◆ **Exercise brief**
Please output the entries below from the line that contains "Extract the structured" through the final line, reproduced exactly and alone.
↓
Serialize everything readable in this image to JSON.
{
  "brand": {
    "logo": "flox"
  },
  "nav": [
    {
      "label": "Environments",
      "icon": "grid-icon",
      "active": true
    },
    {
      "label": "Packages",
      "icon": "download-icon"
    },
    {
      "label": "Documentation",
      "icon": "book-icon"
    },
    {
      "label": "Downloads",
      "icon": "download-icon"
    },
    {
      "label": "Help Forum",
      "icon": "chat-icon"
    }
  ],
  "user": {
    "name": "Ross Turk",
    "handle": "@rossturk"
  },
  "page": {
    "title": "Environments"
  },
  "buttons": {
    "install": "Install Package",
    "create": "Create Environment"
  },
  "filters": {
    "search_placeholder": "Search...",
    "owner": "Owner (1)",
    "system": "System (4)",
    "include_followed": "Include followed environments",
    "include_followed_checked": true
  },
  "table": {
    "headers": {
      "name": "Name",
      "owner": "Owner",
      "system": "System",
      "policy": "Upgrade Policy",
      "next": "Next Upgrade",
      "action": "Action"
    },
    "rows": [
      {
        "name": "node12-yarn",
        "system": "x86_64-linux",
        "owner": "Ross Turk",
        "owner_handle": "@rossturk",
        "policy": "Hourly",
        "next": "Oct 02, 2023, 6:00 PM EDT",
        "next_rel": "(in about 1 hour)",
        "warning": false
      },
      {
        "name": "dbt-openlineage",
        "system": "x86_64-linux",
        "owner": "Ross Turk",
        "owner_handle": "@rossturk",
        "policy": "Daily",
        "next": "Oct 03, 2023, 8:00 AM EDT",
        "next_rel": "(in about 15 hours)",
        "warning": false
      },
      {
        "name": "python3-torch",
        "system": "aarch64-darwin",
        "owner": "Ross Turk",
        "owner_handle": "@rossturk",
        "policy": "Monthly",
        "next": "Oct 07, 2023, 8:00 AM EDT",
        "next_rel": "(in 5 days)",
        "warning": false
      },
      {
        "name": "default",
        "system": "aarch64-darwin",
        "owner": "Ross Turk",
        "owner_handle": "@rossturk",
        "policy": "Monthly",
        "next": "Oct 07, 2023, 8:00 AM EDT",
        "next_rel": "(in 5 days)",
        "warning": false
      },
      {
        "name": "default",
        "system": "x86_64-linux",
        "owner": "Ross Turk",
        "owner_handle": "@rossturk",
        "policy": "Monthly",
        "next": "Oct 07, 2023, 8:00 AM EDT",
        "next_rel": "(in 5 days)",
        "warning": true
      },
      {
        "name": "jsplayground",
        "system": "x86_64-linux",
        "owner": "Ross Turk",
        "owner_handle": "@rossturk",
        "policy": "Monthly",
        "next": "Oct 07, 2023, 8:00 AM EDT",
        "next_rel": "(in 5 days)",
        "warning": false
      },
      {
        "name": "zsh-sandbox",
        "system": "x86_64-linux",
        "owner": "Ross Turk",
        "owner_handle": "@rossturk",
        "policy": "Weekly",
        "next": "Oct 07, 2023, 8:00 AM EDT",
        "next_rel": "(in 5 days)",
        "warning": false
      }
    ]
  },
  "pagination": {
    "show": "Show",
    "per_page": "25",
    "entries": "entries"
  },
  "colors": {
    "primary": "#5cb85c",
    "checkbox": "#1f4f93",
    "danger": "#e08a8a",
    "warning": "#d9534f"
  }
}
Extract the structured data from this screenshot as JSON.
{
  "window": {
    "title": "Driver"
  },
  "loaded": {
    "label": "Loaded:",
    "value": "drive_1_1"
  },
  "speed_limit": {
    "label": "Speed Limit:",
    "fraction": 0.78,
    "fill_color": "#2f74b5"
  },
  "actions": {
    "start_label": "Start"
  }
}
↑
◆ **Expected answer**
Extract the structured data from this screenshot as JSON.
{
  "window": {
    "title": "Driver"
  },
  "loaded": {
    "label": "Loaded:",
    "value": "drive_1_1"
  },
  "speed_limit": {
    "label": "Speed Limit:",
    "fraction": 0.78,
    "fill_color": "#2f74b5"
  },
  "actions": {
    "start_label": "Start"
  }
}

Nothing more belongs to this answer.